_Task statement_:
Reproduce all of the data exactly.

_Collected data_:
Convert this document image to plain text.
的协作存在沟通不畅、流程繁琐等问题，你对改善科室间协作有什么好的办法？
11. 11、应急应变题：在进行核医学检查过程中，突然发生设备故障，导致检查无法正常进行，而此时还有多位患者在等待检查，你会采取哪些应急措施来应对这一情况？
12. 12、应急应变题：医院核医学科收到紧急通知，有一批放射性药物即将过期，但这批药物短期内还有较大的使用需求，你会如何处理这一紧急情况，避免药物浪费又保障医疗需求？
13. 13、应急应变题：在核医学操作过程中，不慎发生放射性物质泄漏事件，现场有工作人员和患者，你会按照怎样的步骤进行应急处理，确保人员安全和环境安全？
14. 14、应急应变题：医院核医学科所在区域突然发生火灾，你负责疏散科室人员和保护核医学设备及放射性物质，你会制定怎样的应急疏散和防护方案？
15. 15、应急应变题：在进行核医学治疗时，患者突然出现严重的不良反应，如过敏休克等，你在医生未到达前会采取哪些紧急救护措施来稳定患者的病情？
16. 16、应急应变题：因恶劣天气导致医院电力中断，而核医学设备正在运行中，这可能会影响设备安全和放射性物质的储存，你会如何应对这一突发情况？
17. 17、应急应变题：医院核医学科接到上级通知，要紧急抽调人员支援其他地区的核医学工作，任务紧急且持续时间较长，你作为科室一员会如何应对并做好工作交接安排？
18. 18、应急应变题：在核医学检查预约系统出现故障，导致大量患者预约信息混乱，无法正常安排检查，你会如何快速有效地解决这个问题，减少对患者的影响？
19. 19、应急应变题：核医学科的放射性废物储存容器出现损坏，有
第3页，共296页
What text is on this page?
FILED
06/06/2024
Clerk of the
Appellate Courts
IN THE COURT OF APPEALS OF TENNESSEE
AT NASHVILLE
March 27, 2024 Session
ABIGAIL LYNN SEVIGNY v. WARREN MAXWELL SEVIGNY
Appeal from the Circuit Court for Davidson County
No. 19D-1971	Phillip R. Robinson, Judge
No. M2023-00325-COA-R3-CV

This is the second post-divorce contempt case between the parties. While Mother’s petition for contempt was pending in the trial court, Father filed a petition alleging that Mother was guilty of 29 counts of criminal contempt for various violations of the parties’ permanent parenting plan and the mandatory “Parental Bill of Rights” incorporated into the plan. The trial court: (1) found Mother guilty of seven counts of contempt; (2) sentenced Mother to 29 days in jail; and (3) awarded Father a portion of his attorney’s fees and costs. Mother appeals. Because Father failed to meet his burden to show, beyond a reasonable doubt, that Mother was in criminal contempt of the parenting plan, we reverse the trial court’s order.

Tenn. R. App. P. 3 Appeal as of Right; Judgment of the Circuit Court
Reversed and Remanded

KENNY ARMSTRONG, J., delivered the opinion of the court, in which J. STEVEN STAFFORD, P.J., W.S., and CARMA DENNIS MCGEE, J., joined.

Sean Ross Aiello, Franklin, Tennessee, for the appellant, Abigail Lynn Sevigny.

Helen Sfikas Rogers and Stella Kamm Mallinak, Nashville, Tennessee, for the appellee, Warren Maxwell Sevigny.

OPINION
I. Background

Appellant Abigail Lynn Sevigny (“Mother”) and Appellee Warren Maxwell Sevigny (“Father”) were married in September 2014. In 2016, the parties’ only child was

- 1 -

_Final result_:
Convert this document image to plain text.
的协作存在沟通不畅、流程繁琐等问题，你对改善科室间协作有什么好的办法？
11. 11、应急应变题：在进行核医学检查过程中，突然发生设备故障，导致检查无法正常进行，而此时还有多位患者在等待检查，你会采取哪些应急措施来应对这一情况？
12. 12、应急应变题：医院核医学科收到紧急通知，有一批放射性药物即将过期，但这批药物短期内还有较大的使用需求，你会如何处理这一紧急情况，避免药物浪费又保障医疗需求？
13. 13、应急应变题：在核医学操作过程中，不慎发生放射性物质泄漏事件，现场有工作人员和患者，你会按照怎样的步骤进行应急处理，确保人员安全和环境安全？
14. 14、应急应变题：医院核医学科所在区域突然发生火灾，你负责疏散科室人员和保护核医学设备及放射性物质，你会制定怎样的应急疏散和防护方案？
15. 15、应急应变题：在进行核医学治疗时，患者突然出现严重的不良反应，如过敏休克等，你在医生未到达前会采取哪些紧急救护措施来稳定患者的病情？
16. 16、应急应变题：因恶劣天气导致医院电力中断，而核医学设备正在运行中，这可能会影响设备安全和放射性物质的储存，你会如何应对这一突发情况？
17. 17、应急应变题：医院核医学科接到上级通知，要紧急抽调人员支援其他地区的核医学工作，任务紧急且持续时间较长，你作为科室一员会如何应对并做好工作交接安排？
18. 18、应急应变题：在核医学检查预约系统出现故障，导致大量患者预约信息混乱，无法正常安排检查，你会如何快速有效地解决这个问题，减少对患者的影响？
19. 19、应急应变题：核医学科的放射性废物储存容器出现损坏，有
第3页，共296页
What text is on this page?
FILED
06/06/2024
Clerk of the
Appellate Courts
IN THE COURT OF APPEALS OF TENNESSEE
AT NASHVILLE
March 27, 2024 Session
ABIGAIL LYNN SEVIGNY v. WARREN MAXWELL SEVIGNY
Appeal from the Circuit Court for Davidson County
No. 19D-1971	Phillip R. Robinson, Judge
No. M2023-00325-COA-R3-CV

This is the second post-divorce contempt case between the parties. While Mother’s petition for contempt was pending in the trial court, Father filed a petition alleging that Mother was guilty of 29 counts of criminal contempt for various violations of the parties’ permanent parenting plan and the mandatory “Parental Bill of Rights” incorporated into the plan. The trial court: (1) found Mother guilty of seven counts of contempt; (2) sentenced Mother to 29 days in jail; and (3) awarded Father a portion of his attorney’s fees and costs. Mother appeals. Because Father failed to meet his burden to show, beyond a reasonable doubt, that Mother was in criminal contempt of the parenting plan, we reverse the trial court’s order.

Tenn. R. App. P. 3 Appeal as of Right; Judgment of the Circuit Court
Reversed and Remanded

KENNY ARMSTRONG, J., delivered the opinion of the court, in which J. STEVEN STAFFORD, P.J., W.S., and CARMA DENNIS MCGEE, J., joined.

Sean Ross Aiello, Franklin, Tennessee, for the appellant, Abigail Lynn Sevigny.

Helen Sfikas Rogers and Stella Kamm Mallinak, Nashville, Tennessee, for the appellee, Warren Maxwell Sevigny.

OPINION
I. Background

Appellant Abigail Lynn Sevigny (“Mother”) and Appellee Warren Maxwell Sevigny (“Father”) were married in September 2014. In 2016, the parties’ only child was

- 1 -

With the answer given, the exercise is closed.